--- start of Provided data ---

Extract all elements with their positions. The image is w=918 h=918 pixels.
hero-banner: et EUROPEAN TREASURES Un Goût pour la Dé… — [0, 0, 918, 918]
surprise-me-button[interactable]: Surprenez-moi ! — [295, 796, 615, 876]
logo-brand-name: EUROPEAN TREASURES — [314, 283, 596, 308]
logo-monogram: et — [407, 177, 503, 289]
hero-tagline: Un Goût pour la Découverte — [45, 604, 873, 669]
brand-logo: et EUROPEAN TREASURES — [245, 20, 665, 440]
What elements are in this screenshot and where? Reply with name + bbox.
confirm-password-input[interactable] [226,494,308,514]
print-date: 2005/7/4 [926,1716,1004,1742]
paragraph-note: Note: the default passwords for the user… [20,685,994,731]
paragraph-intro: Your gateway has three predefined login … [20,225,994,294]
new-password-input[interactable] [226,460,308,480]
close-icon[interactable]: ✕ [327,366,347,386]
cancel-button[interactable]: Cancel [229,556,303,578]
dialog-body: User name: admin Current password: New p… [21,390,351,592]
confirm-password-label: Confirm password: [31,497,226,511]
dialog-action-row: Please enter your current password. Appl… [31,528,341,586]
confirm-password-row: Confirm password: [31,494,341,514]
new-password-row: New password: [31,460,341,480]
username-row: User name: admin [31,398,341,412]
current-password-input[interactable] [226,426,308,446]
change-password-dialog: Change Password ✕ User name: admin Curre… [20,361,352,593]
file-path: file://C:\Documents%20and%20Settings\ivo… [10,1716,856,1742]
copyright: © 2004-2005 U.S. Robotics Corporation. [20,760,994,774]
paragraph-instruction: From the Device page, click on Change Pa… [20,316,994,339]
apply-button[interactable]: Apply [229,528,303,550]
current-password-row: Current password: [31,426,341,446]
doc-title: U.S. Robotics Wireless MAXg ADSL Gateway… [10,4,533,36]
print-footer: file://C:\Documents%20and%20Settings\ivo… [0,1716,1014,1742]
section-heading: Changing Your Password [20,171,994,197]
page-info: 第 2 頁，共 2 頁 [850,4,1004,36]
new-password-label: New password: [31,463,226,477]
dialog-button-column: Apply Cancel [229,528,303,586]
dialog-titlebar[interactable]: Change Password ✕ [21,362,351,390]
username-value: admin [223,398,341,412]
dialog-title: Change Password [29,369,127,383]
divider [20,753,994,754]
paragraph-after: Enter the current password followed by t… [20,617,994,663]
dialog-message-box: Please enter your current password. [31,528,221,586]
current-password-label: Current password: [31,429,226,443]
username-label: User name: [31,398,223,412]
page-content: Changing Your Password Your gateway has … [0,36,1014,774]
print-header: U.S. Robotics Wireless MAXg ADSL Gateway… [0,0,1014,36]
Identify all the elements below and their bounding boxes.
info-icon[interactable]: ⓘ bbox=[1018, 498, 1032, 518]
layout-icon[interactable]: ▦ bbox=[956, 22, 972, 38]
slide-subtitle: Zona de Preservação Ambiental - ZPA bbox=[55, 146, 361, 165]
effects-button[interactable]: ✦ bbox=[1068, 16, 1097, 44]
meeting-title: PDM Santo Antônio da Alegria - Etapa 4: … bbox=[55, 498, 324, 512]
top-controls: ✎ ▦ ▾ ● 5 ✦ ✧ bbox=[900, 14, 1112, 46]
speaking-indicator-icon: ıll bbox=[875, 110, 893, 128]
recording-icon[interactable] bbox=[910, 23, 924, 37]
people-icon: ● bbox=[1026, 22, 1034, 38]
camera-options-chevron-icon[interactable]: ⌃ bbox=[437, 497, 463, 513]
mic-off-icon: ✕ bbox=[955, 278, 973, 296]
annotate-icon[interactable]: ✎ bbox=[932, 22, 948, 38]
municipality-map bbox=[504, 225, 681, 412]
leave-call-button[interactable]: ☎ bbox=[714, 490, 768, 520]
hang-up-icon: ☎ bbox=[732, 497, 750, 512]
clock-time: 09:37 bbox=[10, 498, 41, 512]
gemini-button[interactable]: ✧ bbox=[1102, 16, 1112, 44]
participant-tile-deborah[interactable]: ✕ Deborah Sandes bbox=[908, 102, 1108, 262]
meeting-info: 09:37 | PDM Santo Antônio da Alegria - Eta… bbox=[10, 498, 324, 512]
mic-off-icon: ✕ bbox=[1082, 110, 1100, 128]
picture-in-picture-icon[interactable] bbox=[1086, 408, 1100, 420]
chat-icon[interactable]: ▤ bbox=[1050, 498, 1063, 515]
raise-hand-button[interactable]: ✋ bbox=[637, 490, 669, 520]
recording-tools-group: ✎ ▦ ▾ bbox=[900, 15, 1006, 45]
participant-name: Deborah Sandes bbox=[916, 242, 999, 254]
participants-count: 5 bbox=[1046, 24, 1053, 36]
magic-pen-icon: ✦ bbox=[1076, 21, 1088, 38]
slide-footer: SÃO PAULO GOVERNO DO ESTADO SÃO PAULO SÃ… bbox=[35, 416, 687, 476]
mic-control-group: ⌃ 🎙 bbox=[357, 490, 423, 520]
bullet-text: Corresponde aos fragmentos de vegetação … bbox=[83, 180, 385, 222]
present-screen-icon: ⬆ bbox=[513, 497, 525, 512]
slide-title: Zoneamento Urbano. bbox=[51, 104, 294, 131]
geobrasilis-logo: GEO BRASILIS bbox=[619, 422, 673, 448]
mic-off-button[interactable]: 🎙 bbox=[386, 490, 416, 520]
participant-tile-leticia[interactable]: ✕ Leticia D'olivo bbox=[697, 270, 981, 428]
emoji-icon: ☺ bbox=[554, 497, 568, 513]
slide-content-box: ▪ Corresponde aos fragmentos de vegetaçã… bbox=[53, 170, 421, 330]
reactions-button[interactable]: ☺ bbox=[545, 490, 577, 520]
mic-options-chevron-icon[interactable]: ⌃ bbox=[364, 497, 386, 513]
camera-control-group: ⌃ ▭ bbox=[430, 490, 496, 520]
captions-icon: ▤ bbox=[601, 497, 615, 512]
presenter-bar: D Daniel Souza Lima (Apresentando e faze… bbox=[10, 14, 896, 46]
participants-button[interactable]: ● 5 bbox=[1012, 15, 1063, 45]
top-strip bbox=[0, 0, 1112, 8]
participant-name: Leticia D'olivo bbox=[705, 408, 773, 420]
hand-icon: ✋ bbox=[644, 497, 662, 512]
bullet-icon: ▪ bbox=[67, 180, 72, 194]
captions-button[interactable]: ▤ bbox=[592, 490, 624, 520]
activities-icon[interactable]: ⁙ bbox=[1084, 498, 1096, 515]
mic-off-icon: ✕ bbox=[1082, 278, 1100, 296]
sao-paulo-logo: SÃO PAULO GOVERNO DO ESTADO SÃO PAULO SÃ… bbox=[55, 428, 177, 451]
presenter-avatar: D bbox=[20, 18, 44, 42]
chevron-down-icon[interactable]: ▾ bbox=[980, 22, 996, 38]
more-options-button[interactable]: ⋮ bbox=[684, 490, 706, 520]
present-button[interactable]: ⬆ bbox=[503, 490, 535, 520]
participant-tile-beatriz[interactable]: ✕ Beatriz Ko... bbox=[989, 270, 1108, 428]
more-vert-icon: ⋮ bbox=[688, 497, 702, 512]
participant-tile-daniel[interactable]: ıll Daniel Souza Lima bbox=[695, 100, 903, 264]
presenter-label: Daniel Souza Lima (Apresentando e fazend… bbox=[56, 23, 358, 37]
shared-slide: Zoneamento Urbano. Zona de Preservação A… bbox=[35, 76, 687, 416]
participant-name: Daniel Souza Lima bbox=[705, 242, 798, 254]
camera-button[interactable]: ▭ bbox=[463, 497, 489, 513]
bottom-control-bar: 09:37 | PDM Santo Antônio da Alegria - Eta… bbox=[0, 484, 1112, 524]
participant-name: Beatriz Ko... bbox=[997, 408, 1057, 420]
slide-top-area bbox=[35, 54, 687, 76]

--- end of Provided data ---

=== Short problem ===
Copy every line of the items above without changing anything.

=== Worked answer ===
Extract all elements with their positions. The image is w=918 h=918 pixels.
hero-banner: et EUROPEAN TREASURES Un Goût pour la Dé… — [0, 0, 918, 918]
surprise-me-button[interactable]: Surprenez-moi ! — [295, 796, 615, 876]
logo-brand-name: EUROPEAN TREASURES — [314, 283, 596, 308]
logo-monogram: et — [407, 177, 503, 289]
hero-tagline: Un Goût pour la Découverte — [45, 604, 873, 669]
brand-logo: et EUROPEAN TREASURES — [245, 20, 665, 440]
What elements are in this screenshot and where? Reply with name + bbox.
confirm-password-input[interactable] [226,494,308,514]
print-date: 2005/7/4 [926,1716,1004,1742]
paragraph-note: Note: the default passwords for the user… [20,685,994,731]
paragraph-intro: Your gateway has three predefined login … [20,225,994,294]
new-password-input[interactable] [226,460,308,480]
close-icon[interactable]: ✕ [327,366,347,386]
cancel-button[interactable]: Cancel [229,556,303,578]
dialog-body: User name: admin Current password: New p… [21,390,351,592]
confirm-password-label: Confirm password: [31,497,226,511]
dialog-action-row: Please enter your current password. Appl… [31,528,341,586]
confirm-password-row: Confirm password: [31,494,341,514]
new-password-row: New password: [31,460,341,480]
username-row: User name: admin [31,398,341,412]
current-password-input[interactable] [226,426,308,446]
change-password-dialog: Change Password ✕ User name: admin Curre… [20,361,352,593]
file-path: file://C:\Documents%20and%20Settings\ivo… [10,1716,856,1742]
copyright: © 2004-2005 U.S. Robotics Corporation. [20,760,994,774]
paragraph-instruction: From the Device page, click on Change Pa… [20,316,994,339]
apply-button[interactable]: Apply [229,528,303,550]
current-password-row: Current password: [31,426,341,446]
doc-title: U.S. Robotics Wireless MAXg ADSL Gateway… [10,4,533,36]
print-footer: file://C:\Documents%20and%20Settings\ivo… [0,1716,1014,1742]
section-heading: Changing Your Password [20,171,994,197]
page-info: 第 2 頁，共 2 頁 [850,4,1004,36]
new-password-label: New password: [31,463,226,477]
dialog-button-column: Apply Cancel [229,528,303,586]
dialog-titlebar[interactable]: Change Password ✕ [21,362,351,390]
username-value: admin [223,398,341,412]
dialog-title: Change Password [29,369,127,383]
divider [20,753,994,754]
paragraph-after: Enter the current password followed by t… [20,617,994,663]
dialog-message-box: Please enter your current password. [31,528,221,586]
current-password-label: Current password: [31,429,226,443]
username-label: User name: [31,398,223,412]
page-content: Changing Your Password Your gateway has … [0,36,1014,774]
print-header: U.S. Robotics Wireless MAXg ADSL Gateway… [0,0,1014,36]
Identify all the elements below and their bounding boxes.
info-icon[interactable]: ⓘ bbox=[1018, 498, 1032, 518]
layout-icon[interactable]: ▦ bbox=[956, 22, 972, 38]
slide-subtitle: Zona de Preservação Ambiental - ZPA bbox=[55, 146, 361, 165]
effects-button[interactable]: ✦ bbox=[1068, 16, 1097, 44]
meeting-title: PDM Santo Antônio da Alegria - Etapa 4: … bbox=[55, 498, 324, 512]
top-controls: ✎ ▦ ▾ ● 5 ✦ ✧ bbox=[900, 14, 1112, 46]
speaking-indicator-icon: ıll bbox=[875, 110, 893, 128]
recording-icon[interactable] bbox=[910, 23, 924, 37]
people-icon: ● bbox=[1026, 22, 1034, 38]
camera-options-chevron-icon[interactable]: ⌃ bbox=[437, 497, 463, 513]
mic-off-icon: ✕ bbox=[955, 278, 973, 296]
annotate-icon[interactable]: ✎ bbox=[932, 22, 948, 38]
municipality-map bbox=[504, 225, 681, 412]
leave-call-button[interactable]: ☎ bbox=[714, 490, 768, 520]
hang-up-icon: ☎ bbox=[732, 497, 750, 512]
clock-time: 09:37 bbox=[10, 498, 41, 512]
gemini-button[interactable]: ✧ bbox=[1102, 16, 1112, 44]
participant-tile-deborah[interactable]: ✕ Deborah Sandes bbox=[908, 102, 1108, 262]
meeting-info: 09:37 | PDM Santo Antônio da Alegria - Eta… bbox=[10, 498, 324, 512]
mic-off-icon: ✕ bbox=[1082, 110, 1100, 128]
picture-in-picture-icon[interactable] bbox=[1086, 408, 1100, 420]
chat-icon[interactable]: ▤ bbox=[1050, 498, 1063, 515]
raise-hand-button[interactable]: ✋ bbox=[637, 490, 669, 520]
recording-tools-group: ✎ ▦ ▾ bbox=[900, 15, 1006, 45]
participant-name: Deborah Sandes bbox=[916, 242, 999, 254]
participants-count: 5 bbox=[1046, 24, 1053, 36]
magic-pen-icon: ✦ bbox=[1076, 21, 1088, 38]
slide-footer: SÃO PAULO GOVERNO DO ESTADO SÃO PAULO SÃ… bbox=[35, 416, 687, 476]
mic-control-group: ⌃ 🎙 bbox=[357, 490, 423, 520]
bullet-text: Corresponde aos fragmentos de vegetação … bbox=[83, 180, 385, 222]
present-screen-icon: ⬆ bbox=[513, 497, 525, 512]
slide-title: Zoneamento Urbano. bbox=[51, 104, 294, 131]
geobrasilis-logo: GEO BRASILIS bbox=[619, 422, 673, 448]
mic-off-button[interactable]: 🎙 bbox=[386, 490, 416, 520]
participant-tile-leticia[interactable]: ✕ Leticia D'olivo bbox=[697, 270, 981, 428]
emoji-icon: ☺ bbox=[554, 497, 568, 513]
slide-content-box: ▪ Corresponde aos fragmentos de vegetaçã… bbox=[53, 170, 421, 330]
reactions-button[interactable]: ☺ bbox=[545, 490, 577, 520]
mic-options-chevron-icon[interactable]: ⌃ bbox=[364, 497, 386, 513]
camera-control-group: ⌃ ▭ bbox=[430, 490, 496, 520]
captions-icon: ▤ bbox=[601, 497, 615, 512]
presenter-bar: D Daniel Souza Lima (Apresentando e faze… bbox=[10, 14, 896, 46]
participants-button[interactable]: ● 5 bbox=[1012, 15, 1063, 45]
top-strip bbox=[0, 0, 1112, 8]
participant-name: Leticia D'olivo bbox=[705, 408, 773, 420]
hand-icon: ✋ bbox=[644, 497, 662, 512]
bullet-icon: ▪ bbox=[67, 180, 72, 194]
captions-button[interactable]: ▤ bbox=[592, 490, 624, 520]
activities-icon[interactable]: ⁙ bbox=[1084, 498, 1096, 515]
mic-off-icon: ✕ bbox=[1082, 278, 1100, 296]
sao-paulo-logo: SÃO PAULO GOVERNO DO ESTADO SÃO PAULO SÃ… bbox=[55, 428, 177, 451]
presenter-avatar: D bbox=[20, 18, 44, 42]
chevron-down-icon[interactable]: ▾ bbox=[980, 22, 996, 38]
more-options-button[interactable]: ⋮ bbox=[684, 490, 706, 520]
present-button[interactable]: ⬆ bbox=[503, 490, 535, 520]
participant-tile-beatriz[interactable]: ✕ Beatriz Ko... bbox=[989, 270, 1108, 428]
more-vert-icon: ⋮ bbox=[688, 497, 702, 512]
participant-tile-daniel[interactable]: ıll Daniel Souza Lima bbox=[695, 100, 903, 264]
presenter-label: Daniel Souza Lima (Apresentando e fazend… bbox=[56, 23, 358, 37]
shared-slide: Zoneamento Urbano. Zona de Preservação A… bbox=[35, 76, 687, 416]
participant-name: Daniel Souza Lima bbox=[705, 242, 798, 254]
camera-button[interactable]: ▭ bbox=[463, 497, 489, 513]
bottom-control-bar: 09:37 | PDM Santo Antônio da Alegria - Eta… bbox=[0, 484, 1112, 524]
participant-name: Beatriz Ko... bbox=[997, 408, 1057, 420]
slide-top-area bbox=[35, 54, 687, 76]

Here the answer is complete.